◆ What to do
Where a line holds "staffs", copy it.

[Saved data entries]
══════════
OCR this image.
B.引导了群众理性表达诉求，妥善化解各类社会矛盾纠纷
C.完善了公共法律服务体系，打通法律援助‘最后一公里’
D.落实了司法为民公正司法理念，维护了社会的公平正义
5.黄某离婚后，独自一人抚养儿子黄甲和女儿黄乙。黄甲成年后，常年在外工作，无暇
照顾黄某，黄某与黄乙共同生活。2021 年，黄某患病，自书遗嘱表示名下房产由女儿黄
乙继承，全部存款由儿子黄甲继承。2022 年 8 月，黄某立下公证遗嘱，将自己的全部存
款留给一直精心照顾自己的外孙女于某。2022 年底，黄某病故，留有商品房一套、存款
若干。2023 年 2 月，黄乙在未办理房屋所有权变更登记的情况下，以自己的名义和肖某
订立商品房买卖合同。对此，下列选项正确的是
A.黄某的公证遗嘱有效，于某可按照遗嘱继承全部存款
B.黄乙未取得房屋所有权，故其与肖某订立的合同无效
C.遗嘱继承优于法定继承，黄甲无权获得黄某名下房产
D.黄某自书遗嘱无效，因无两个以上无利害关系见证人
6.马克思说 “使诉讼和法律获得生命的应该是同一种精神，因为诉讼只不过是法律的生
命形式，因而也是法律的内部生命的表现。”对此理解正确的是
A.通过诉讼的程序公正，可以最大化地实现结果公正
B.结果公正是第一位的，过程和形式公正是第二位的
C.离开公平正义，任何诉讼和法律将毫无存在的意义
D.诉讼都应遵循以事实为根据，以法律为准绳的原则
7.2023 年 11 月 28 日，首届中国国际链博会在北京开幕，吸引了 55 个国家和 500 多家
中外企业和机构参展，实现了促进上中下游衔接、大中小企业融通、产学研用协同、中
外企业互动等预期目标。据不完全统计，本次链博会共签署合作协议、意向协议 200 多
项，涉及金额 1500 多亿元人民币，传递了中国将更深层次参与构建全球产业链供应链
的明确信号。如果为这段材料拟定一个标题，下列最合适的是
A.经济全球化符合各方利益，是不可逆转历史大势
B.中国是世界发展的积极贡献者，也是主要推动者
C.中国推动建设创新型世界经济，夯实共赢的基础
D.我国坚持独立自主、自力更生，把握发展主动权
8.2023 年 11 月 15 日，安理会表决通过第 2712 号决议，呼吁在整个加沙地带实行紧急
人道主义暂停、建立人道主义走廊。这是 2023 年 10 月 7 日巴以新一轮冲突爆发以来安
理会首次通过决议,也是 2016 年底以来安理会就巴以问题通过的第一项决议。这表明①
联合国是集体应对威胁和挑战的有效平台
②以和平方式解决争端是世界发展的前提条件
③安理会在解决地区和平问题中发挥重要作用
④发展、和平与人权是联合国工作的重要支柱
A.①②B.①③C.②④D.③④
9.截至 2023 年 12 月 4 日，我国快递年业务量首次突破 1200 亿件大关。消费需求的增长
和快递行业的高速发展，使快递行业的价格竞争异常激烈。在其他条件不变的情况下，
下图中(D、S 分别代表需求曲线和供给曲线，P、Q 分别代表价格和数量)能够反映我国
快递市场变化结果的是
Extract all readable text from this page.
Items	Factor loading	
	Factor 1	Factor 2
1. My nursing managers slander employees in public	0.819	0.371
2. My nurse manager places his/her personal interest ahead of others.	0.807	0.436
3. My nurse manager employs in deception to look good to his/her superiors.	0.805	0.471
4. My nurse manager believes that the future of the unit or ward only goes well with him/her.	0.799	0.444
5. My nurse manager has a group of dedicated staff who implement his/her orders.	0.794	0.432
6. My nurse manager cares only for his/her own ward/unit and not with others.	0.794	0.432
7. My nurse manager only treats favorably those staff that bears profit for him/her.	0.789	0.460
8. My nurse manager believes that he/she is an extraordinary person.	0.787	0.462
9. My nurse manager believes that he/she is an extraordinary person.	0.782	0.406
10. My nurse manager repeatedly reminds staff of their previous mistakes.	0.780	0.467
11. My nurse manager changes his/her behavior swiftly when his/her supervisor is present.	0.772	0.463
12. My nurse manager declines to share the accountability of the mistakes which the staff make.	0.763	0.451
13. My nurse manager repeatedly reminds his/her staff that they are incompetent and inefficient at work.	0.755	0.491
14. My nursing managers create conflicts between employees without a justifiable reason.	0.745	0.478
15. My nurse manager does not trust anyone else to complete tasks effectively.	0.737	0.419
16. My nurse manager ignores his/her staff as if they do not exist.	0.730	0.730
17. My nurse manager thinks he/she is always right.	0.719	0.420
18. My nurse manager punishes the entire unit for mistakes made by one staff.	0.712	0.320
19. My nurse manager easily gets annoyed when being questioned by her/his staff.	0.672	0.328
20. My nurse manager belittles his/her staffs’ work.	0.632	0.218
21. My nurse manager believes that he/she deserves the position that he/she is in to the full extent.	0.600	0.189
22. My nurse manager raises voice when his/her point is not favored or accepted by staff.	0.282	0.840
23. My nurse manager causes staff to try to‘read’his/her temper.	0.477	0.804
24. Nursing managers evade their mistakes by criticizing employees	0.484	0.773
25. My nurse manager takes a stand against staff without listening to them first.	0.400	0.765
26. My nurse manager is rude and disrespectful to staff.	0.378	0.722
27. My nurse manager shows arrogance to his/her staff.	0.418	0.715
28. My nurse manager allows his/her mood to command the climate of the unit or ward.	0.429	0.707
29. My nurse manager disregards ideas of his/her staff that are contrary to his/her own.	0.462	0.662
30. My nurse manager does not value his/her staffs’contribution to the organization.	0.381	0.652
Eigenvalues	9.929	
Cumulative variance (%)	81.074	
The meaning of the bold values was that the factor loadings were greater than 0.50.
══════════
◆ Task answer
20. My nurse manager belittles his/her staffs’ work.	0.632	0.218
30. My nurse manager does not value his/her staffs’contribution to the organization.	0.381	0.652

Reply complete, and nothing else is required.